==== Rows ====
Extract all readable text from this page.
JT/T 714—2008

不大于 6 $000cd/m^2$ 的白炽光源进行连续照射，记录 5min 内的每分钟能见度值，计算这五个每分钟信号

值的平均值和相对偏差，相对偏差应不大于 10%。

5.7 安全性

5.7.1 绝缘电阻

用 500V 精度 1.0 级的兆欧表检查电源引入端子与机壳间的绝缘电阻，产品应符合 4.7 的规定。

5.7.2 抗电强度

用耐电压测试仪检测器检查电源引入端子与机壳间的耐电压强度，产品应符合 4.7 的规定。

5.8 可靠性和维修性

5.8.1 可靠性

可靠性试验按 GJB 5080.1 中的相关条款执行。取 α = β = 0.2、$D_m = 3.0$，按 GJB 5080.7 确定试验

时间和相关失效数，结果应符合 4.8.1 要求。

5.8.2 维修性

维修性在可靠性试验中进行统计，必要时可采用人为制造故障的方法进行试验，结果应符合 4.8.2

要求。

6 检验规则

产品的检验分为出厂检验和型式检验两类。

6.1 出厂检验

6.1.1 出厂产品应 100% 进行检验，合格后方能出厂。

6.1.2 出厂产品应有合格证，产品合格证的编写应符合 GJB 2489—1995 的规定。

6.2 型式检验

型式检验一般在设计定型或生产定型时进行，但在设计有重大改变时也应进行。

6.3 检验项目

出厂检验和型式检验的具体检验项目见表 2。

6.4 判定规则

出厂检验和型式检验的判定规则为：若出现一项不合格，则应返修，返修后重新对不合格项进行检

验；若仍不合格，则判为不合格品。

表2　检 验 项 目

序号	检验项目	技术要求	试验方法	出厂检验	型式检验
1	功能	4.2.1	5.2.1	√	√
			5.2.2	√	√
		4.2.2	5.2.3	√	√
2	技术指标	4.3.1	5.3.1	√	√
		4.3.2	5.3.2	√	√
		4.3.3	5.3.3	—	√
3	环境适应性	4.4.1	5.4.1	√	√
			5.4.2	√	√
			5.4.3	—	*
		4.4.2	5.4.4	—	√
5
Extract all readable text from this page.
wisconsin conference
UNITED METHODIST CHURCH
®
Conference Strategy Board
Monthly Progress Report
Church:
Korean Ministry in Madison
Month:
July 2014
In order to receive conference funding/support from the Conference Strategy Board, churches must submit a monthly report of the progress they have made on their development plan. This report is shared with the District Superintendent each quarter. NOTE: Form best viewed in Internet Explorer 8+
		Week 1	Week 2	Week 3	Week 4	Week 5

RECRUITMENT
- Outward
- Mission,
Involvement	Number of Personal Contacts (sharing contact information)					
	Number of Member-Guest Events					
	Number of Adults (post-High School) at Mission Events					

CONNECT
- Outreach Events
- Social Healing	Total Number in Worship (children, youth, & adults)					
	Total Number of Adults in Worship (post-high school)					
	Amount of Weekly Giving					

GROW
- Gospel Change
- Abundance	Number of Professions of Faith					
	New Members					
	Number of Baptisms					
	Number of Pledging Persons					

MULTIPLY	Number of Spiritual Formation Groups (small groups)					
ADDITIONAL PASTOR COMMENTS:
====
Return only those lines of the records that contain the string "Mission".

Final result:
- Mission,
	Number of Adults (post-High School) at Mission Events					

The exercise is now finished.